(Stored records)
======

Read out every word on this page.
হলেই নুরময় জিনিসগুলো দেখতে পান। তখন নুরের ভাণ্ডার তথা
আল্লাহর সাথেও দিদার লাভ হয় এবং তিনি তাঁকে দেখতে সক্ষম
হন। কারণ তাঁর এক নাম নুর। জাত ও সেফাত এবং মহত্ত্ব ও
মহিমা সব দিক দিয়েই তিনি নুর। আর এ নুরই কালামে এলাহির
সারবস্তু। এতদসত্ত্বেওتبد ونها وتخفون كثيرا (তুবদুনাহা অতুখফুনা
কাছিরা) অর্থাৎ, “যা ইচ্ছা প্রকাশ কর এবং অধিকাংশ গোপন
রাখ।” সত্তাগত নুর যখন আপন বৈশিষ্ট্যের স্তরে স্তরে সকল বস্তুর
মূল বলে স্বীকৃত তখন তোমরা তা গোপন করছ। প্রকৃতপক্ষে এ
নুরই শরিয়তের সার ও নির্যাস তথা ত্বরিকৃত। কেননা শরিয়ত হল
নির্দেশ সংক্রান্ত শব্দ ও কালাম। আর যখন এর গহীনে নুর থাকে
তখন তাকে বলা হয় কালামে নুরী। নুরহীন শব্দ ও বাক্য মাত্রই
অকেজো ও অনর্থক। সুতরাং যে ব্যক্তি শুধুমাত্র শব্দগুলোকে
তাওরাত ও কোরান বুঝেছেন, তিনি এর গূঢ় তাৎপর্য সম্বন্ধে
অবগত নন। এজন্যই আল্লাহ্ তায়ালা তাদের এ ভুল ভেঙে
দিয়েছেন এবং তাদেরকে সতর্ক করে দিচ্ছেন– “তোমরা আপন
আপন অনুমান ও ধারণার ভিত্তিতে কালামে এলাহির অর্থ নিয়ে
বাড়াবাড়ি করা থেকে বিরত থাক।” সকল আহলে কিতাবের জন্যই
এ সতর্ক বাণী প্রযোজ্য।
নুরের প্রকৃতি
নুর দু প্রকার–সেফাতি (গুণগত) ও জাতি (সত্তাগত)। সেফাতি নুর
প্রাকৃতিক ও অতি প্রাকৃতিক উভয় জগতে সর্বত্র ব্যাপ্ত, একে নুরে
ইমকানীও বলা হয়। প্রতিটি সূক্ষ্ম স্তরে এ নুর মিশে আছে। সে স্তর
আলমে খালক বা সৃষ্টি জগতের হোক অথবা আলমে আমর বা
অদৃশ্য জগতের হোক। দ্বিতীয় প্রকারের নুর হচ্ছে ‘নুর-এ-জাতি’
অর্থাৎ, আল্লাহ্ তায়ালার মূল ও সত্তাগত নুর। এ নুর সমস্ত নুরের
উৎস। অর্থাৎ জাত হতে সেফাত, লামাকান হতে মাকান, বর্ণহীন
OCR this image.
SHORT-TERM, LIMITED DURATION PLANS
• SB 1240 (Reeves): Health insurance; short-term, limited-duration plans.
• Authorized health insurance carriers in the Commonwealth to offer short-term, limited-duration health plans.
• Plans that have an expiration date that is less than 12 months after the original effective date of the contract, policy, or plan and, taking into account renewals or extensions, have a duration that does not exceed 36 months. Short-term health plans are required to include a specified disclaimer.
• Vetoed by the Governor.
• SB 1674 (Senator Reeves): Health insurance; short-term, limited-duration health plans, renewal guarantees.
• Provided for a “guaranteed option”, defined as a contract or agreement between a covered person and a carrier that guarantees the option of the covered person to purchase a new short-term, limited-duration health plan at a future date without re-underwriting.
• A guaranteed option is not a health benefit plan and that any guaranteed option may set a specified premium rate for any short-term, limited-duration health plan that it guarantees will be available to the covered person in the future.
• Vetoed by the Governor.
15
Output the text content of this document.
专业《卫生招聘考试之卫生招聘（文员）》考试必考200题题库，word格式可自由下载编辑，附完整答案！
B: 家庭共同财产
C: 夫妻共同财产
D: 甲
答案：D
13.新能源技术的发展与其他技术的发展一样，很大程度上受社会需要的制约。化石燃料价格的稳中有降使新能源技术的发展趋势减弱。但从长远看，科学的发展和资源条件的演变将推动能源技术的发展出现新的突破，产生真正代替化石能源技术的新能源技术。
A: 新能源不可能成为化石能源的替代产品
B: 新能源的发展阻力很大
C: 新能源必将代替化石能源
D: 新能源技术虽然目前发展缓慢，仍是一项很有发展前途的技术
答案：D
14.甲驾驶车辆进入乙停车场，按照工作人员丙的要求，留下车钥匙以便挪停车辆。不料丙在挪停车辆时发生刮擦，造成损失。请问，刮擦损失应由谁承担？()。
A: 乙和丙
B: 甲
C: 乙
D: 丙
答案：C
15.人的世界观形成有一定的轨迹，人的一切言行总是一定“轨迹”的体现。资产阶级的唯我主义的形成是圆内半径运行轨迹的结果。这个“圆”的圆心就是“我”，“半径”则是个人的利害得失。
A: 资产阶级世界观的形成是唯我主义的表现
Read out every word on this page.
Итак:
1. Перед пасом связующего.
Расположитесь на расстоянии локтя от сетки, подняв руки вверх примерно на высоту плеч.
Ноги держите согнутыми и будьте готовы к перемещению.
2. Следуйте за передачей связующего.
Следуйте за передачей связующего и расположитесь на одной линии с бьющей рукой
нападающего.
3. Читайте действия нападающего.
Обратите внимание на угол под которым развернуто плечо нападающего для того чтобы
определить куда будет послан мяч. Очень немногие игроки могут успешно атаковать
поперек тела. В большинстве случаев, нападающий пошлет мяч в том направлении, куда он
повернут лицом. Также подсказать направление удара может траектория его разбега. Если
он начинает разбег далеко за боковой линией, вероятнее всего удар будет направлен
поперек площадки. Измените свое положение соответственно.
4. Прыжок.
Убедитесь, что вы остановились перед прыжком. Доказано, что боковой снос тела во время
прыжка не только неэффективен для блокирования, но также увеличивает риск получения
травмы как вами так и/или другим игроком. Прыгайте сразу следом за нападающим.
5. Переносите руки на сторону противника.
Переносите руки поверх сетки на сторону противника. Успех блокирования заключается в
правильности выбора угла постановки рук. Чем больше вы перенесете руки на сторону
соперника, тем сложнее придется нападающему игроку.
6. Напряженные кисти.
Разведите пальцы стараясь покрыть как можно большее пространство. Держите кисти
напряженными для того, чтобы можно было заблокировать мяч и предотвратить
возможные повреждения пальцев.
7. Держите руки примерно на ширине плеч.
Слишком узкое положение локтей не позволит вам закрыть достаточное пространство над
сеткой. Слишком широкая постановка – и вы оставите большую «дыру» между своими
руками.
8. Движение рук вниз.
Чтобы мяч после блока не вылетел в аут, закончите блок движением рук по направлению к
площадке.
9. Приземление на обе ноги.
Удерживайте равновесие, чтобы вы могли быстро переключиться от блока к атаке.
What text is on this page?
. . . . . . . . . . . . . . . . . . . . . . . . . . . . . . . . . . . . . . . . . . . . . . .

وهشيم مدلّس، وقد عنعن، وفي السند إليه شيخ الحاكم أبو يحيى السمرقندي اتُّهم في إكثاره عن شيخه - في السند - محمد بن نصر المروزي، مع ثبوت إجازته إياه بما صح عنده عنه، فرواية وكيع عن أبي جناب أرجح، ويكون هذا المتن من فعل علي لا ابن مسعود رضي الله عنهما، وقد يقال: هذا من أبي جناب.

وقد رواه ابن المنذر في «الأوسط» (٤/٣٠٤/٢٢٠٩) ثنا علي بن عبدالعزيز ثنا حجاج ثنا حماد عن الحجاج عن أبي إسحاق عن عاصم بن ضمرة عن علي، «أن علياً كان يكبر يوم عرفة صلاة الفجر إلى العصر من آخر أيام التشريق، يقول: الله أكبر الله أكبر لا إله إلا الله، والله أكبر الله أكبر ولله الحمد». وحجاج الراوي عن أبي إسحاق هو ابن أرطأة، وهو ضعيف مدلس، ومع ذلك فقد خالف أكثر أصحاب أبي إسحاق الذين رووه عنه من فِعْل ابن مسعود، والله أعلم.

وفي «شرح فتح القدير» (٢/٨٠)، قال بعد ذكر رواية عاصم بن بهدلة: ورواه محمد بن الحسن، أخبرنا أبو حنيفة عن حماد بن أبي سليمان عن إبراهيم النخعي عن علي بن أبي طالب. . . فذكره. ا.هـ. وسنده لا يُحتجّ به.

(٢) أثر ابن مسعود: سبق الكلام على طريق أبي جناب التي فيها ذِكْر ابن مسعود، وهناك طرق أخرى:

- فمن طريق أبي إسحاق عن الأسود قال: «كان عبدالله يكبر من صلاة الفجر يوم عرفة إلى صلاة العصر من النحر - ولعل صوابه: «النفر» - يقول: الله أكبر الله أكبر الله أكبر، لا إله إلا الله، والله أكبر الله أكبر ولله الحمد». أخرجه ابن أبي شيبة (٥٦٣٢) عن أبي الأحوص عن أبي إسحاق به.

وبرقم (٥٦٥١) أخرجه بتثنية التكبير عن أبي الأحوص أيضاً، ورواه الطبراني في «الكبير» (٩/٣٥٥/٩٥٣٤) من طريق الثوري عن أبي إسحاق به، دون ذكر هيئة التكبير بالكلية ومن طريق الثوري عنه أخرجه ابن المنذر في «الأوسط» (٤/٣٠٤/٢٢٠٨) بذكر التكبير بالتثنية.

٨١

======

◆ Exercise objective: Using the records above, please retype only the run of lines from the line holding "What text is on this page?" through the last line, both ends included.

◆ Answer to this task:
What text is on this page?
. . . . . . . . . . . . . . . . . . . . . . . . . . . . . . . . . . . . . . . . . . . . . . .

وهشيم مدلّس، وقد عنعن، وفي السند إليه شيخ الحاكم أبو يحيى السمرقندي اتُّهم في إكثاره عن شيخه - في السند - محمد بن نصر المروزي، مع ثبوت إجازته إياه بما صح عنده عنه، فرواية وكيع عن أبي جناب أرجح، ويكون هذا المتن من فعل علي لا ابن مسعود رضي الله عنهما، وقد يقال: هذا من أبي جناب.

وقد رواه ابن المنذر في «الأوسط» (٤/٣٠٤/٢٢٠٩) ثنا علي بن عبدالعزيز ثنا حجاج ثنا حماد عن الحجاج عن أبي إسحاق عن عاصم بن ضمرة عن علي، «أن علياً كان يكبر يوم عرفة صلاة الفجر إلى العصر من آخر أيام التشريق، يقول: الله أكبر الله أكبر لا إله إلا الله، والله أكبر الله أكبر ولله الحمد». وحجاج الراوي عن أبي إسحاق هو ابن أرطأة، وهو ضعيف مدلس، ومع ذلك فقد خالف أكثر أصحاب أبي إسحاق الذين رووه عنه من فِعْل ابن مسعود، والله أعلم.

وفي «شرح فتح القدير» (٢/٨٠)، قال بعد ذكر رواية عاصم بن بهدلة: ورواه محمد بن الحسن، أخبرنا أبو حنيفة عن حماد بن أبي سليمان عن إبراهيم النخعي عن علي بن أبي طالب. . . فذكره. ا.هـ. وسنده لا يُحتجّ به.

(٢) أثر ابن مسعود: سبق الكلام على طريق أبي جناب التي فيها ذِكْر ابن مسعود، وهناك طرق أخرى:

- فمن طريق أبي إسحاق عن الأسود قال: «كان عبدالله يكبر من صلاة الفجر يوم عرفة إلى صلاة العصر من النحر - ولعل صوابه: «النفر» - يقول: الله أكبر الله أكبر الله أكبر، لا إله إلا الله، والله أكبر الله أكبر ولله الحمد». أخرجه ابن أبي شيبة (٥٦٣٢) عن أبي الأحوص عن أبي إسحاق به.

وبرقم (٥٦٥١) أخرجه بتثنية التكبير عن أبي الأحوص أيضاً، ورواه الطبراني في «الكبير» (٩/٣٥٥/٩٥٣٤) من طريق الثوري عن أبي إسحاق به، دون ذكر هيئة التكبير بالكلية ومن طريق الثوري عنه أخرجه ابن المنذر في «الأوسط» (٤/٣٠٤/٢٢٠٨) بذكر التكبير بالتثنية.

٨١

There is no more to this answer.